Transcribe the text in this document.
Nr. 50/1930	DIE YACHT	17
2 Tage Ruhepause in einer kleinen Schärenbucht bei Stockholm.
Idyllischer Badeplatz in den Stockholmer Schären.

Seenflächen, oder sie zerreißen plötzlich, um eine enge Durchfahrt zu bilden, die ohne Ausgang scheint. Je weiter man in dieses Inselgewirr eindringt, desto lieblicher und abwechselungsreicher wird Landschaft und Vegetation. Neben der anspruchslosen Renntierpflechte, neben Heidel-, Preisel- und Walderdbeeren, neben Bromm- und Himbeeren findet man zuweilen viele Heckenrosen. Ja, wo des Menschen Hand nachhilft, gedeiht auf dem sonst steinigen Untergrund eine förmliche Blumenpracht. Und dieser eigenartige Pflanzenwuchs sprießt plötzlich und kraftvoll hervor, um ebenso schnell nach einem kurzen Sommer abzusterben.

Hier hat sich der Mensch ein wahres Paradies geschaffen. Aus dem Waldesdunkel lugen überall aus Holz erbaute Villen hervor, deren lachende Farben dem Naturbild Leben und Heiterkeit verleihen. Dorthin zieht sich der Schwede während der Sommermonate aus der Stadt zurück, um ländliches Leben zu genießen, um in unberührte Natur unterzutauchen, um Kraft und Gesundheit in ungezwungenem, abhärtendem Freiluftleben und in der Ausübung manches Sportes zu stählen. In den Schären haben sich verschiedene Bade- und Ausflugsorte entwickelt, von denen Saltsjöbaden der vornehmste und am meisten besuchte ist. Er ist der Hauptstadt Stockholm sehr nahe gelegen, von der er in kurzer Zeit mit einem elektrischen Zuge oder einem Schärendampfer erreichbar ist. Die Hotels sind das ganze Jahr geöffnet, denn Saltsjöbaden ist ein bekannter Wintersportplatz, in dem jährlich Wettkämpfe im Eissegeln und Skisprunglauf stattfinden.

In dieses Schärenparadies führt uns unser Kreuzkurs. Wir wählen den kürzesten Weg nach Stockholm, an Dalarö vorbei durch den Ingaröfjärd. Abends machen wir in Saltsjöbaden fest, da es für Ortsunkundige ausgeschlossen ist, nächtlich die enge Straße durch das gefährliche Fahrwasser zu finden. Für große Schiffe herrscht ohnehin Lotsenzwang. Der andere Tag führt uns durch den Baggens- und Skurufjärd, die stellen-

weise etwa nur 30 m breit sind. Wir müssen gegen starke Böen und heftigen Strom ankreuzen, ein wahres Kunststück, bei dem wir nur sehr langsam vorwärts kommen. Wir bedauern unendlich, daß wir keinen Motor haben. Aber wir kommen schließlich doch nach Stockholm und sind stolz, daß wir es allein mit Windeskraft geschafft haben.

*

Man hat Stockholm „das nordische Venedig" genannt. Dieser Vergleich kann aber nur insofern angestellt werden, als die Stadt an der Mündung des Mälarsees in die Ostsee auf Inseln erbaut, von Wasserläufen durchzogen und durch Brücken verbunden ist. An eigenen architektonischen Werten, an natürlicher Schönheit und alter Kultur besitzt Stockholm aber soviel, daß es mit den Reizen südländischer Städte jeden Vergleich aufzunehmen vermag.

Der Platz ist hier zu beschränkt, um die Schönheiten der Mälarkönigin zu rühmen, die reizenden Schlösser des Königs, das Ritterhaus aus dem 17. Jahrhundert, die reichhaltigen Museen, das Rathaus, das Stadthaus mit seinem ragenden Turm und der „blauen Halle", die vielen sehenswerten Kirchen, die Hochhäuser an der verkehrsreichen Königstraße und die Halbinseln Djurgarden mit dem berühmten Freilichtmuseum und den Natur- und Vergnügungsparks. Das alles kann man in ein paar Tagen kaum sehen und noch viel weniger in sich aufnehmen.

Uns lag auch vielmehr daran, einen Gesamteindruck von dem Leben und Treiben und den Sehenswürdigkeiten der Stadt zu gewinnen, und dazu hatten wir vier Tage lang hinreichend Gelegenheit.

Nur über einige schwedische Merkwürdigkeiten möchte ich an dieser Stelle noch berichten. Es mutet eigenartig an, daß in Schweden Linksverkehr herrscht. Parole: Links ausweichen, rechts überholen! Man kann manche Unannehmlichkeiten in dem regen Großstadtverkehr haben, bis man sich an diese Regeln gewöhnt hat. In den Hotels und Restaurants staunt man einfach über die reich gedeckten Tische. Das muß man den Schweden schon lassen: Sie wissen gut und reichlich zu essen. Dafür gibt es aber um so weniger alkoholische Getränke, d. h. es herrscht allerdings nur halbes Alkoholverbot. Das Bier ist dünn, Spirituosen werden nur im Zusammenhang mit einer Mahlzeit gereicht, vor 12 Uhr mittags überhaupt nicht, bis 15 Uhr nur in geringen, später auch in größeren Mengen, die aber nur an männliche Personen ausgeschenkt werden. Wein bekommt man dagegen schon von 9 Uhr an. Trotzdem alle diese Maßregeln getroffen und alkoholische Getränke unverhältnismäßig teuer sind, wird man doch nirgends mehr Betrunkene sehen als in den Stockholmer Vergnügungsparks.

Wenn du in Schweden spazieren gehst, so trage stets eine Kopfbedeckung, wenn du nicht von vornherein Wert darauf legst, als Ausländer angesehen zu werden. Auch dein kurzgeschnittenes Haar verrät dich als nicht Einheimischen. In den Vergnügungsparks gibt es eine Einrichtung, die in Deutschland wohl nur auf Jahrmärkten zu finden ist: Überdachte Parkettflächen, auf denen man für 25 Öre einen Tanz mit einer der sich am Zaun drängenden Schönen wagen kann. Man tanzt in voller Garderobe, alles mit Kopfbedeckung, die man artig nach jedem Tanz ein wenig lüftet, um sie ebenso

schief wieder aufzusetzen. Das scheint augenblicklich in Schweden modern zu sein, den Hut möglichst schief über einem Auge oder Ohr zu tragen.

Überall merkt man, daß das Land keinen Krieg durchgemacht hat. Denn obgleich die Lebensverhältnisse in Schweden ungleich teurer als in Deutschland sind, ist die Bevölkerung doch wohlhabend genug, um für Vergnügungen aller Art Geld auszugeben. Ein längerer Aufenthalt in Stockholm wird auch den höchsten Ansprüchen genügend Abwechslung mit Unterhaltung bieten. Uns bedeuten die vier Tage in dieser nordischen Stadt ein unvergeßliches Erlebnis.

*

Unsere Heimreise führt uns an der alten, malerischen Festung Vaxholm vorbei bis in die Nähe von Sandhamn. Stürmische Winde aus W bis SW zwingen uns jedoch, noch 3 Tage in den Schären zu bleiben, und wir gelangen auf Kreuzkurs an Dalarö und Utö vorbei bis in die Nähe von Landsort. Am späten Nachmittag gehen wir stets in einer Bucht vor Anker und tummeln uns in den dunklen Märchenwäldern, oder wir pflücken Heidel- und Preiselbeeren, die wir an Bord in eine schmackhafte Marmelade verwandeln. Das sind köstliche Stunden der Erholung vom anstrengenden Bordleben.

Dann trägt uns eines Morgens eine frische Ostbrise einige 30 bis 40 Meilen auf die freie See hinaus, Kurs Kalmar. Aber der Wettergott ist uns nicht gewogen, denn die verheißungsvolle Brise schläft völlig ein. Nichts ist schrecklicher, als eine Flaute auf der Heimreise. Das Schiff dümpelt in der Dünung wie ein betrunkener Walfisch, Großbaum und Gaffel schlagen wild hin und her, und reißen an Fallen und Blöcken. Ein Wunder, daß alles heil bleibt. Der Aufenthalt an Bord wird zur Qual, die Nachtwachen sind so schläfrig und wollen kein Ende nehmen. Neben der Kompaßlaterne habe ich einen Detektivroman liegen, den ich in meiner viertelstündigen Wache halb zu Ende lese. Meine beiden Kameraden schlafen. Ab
━━━
GIVEN TASK — Restate each of the entries above verbatim.

FULL RESPONSE —
Transcribe the text in this document.
Nr. 50/1930	DIE YACHT	17
2 Tage Ruhepause in einer kleinen Schärenbucht bei Stockholm.
Idyllischer Badeplatz in den Stockholmer Schären.

Seenflächen, oder sie zerreißen plötzlich, um eine enge Durchfahrt zu bilden, die ohne Ausgang scheint. Je weiter man in dieses Inselgewirr eindringt, desto lieblicher und abwechselungsreicher wird Landschaft und Vegetation. Neben der anspruchslosen Renntierpflechte, neben Heidel-, Preisel- und Walderdbeeren, neben Bromm- und Himbeeren findet man zuweilen viele Heckenrosen. Ja, wo des Menschen Hand nachhilft, gedeiht auf dem sonst steinigen Untergrund eine förmliche Blumenpracht. Und dieser eigenartige Pflanzenwuchs sprießt plötzlich und kraftvoll hervor, um ebenso schnell nach einem kurzen Sommer abzusterben.

Hier hat sich der Mensch ein wahres Paradies geschaffen. Aus dem Waldesdunkel lugen überall aus Holz erbaute Villen hervor, deren lachende Farben dem Naturbild Leben und Heiterkeit verleihen. Dorthin zieht sich der Schwede während der Sommermonate aus der Stadt zurück, um ländliches Leben zu genießen, um in unberührte Natur unterzutauchen, um Kraft und Gesundheit in ungezwungenem, abhärtendem Freiluftleben und in der Ausübung manches Sportes zu stählen. In den Schären haben sich verschiedene Bade- und Ausflugsorte entwickelt, von denen Saltsjöbaden der vornehmste und am meisten besuchte ist. Er ist der Hauptstadt Stockholm sehr nahe gelegen, von der er in kurzer Zeit mit einem elektrischen Zuge oder einem Schärendampfer erreichbar ist. Die Hotels sind das ganze Jahr geöffnet, denn Saltsjöbaden ist ein bekannter Wintersportplatz, in dem jährlich Wettkämpfe im Eissegeln und Skisprunglauf stattfinden.

In dieses Schärenparadies führt uns unser Kreuzkurs. Wir wählen den kürzesten Weg nach Stockholm, an Dalarö vorbei durch den Ingaröfjärd. Abends machen wir in Saltsjöbaden fest, da es für Ortsunkundige ausgeschlossen ist, nächtlich die enge Straße durch das gefährliche Fahrwasser zu finden. Für große Schiffe herrscht ohnehin Lotsenzwang. Der andere Tag führt uns durch den Baggens- und Skurufjärd, die stellen-

weise etwa nur 30 m breit sind. Wir müssen gegen starke Böen und heftigen Strom ankreuzen, ein wahres Kunststück, bei dem wir nur sehr langsam vorwärts kommen. Wir bedauern unendlich, daß wir keinen Motor haben. Aber wir kommen schließlich doch nach Stockholm und sind stolz, daß wir es allein mit Windeskraft geschafft haben.

*

Man hat Stockholm „das nordische Venedig" genannt. Dieser Vergleich kann aber nur insofern angestellt werden, als die Stadt an der Mündung des Mälarsees in die Ostsee auf Inseln erbaut, von Wasserläufen durchzogen und durch Brücken verbunden ist. An eigenen architektonischen Werten, an natürlicher Schönheit und alter Kultur besitzt Stockholm aber soviel, daß es mit den Reizen südländischer Städte jeden Vergleich aufzunehmen vermag.

Der Platz ist hier zu beschränkt, um die Schönheiten der Mälarkönigin zu rühmen, die reizenden Schlösser des Königs, das Ritterhaus aus dem 17. Jahrhundert, die reichhaltigen Museen, das Rathaus, das Stadthaus mit seinem ragenden Turm und der „blauen Halle", die vielen sehenswerten Kirchen, die Hochhäuser an der verkehrsreichen Königstraße und die Halbinseln Djurgarden mit dem berühmten Freilichtmuseum und den Natur- und Vergnügungsparks. Das alles kann man in ein paar Tagen kaum sehen und noch viel weniger in sich aufnehmen.

Uns lag auch vielmehr daran, einen Gesamteindruck von dem Leben und Treiben und den Sehenswürdigkeiten der Stadt zu gewinnen, und dazu hatten wir vier Tage lang hinreichend Gelegenheit.

Nur über einige schwedische Merkwürdigkeiten möchte ich an dieser Stelle noch berichten. Es mutet eigenartig an, daß in Schweden Linksverkehr herrscht. Parole: Links ausweichen, rechts überholen! Man kann manche Unannehmlichkeiten in dem regen Großstadtverkehr haben, bis man sich an diese Regeln gewöhnt hat. In den Hotels und Restaurants staunt man einfach über die reich gedeckten Tische. Das muß man den Schweden schon lassen: Sie wissen gut und reichlich zu essen. Dafür gibt es aber um so weniger alkoholische Getränke, d. h. es herrscht allerdings nur halbes Alkoholverbot. Das Bier ist dünn, Spirituosen werden nur im Zusammenhang mit einer Mahlzeit gereicht, vor 12 Uhr mittags überhaupt nicht, bis 15 Uhr nur in geringen, später auch in größeren Mengen, die aber nur an männliche Personen ausgeschenkt werden. Wein bekommt man dagegen schon von 9 Uhr an. Trotzdem alle diese Maßregeln getroffen und alkoholische Getränke unverhältnismäßig teuer sind, wird man doch nirgends mehr Betrunkene sehen als in den Stockholmer Vergnügungsparks.

Wenn du in Schweden spazieren gehst, so trage stets eine Kopfbedeckung, wenn du nicht von vornherein Wert darauf legst, als Ausländer angesehen zu werden. Auch dein kurzgeschnittenes Haar verrät dich als nicht Einheimischen. In den Vergnügungsparks gibt es eine Einrichtung, die in Deutschland wohl nur auf Jahrmärkten zu finden ist: Überdachte Parkettflächen, auf denen man für 25 Öre einen Tanz mit einer der sich am Zaun drängenden Schönen wagen kann. Man tanzt in voller Garderobe, alles mit Kopfbedeckung, die man artig nach jedem Tanz ein wenig lüftet, um sie ebenso

schief wieder aufzusetzen. Das scheint augenblicklich in Schweden modern zu sein, den Hut möglichst schief über einem Auge oder Ohr zu tragen.

Überall merkt man, daß das Land keinen Krieg durchgemacht hat. Denn obgleich die Lebensverhältnisse in Schweden ungleich teurer als in Deutschland sind, ist die Bevölkerung doch wohlhabend genug, um für Vergnügungen aller Art Geld auszugeben. Ein längerer Aufenthalt in Stockholm wird auch den höchsten Ansprüchen genügend Abwechslung mit Unterhaltung bieten. Uns bedeuten die vier Tage in dieser nordischen Stadt ein unvergeßliches Erlebnis.

*

Unsere Heimreise führt uns an der alten, malerischen Festung Vaxholm vorbei bis in die Nähe von Sandhamn. Stürmische Winde aus W bis SW zwingen uns jedoch, noch 3 Tage in den Schären zu bleiben, und wir gelangen auf Kreuzkurs an Dalarö und Utö vorbei bis in die Nähe von Landsort. Am späten Nachmittag gehen wir stets in einer Bucht vor Anker und tummeln uns in den dunklen Märchenwäldern, oder wir pflücken Heidel- und Preiselbeeren, die wir an Bord in eine schmackhafte Marmelade verwandeln. Das sind köstliche Stunden der Erholung vom anstrengenden Bordleben.

Dann trägt uns eines Morgens eine frische Ostbrise einige 30 bis 40 Meilen auf die freie See hinaus, Kurs Kalmar. Aber der Wettergott ist uns nicht gewogen, denn die verheißungsvolle Brise schläft völlig ein. Nichts ist schrecklicher, als eine Flaute auf der Heimreise. Das Schiff dümpelt in der Dünung wie ein betrunkener Walfisch, Großbaum und Gaffel schlagen wild hin und her, und reißen an Fallen und Blöcken. Ein Wunder, daß alles heil bleibt. Der Aufenthalt an Bord wird zur Qual, die Nachtwachen sind so schläfrig und wollen kein Ende nehmen. Neben der Kompaßlaterne habe ich einen Detektivroman liegen, den ich in meiner viertelstündigen Wache halb zu Ende lese. Meine beiden Kameraden schlafen. Ab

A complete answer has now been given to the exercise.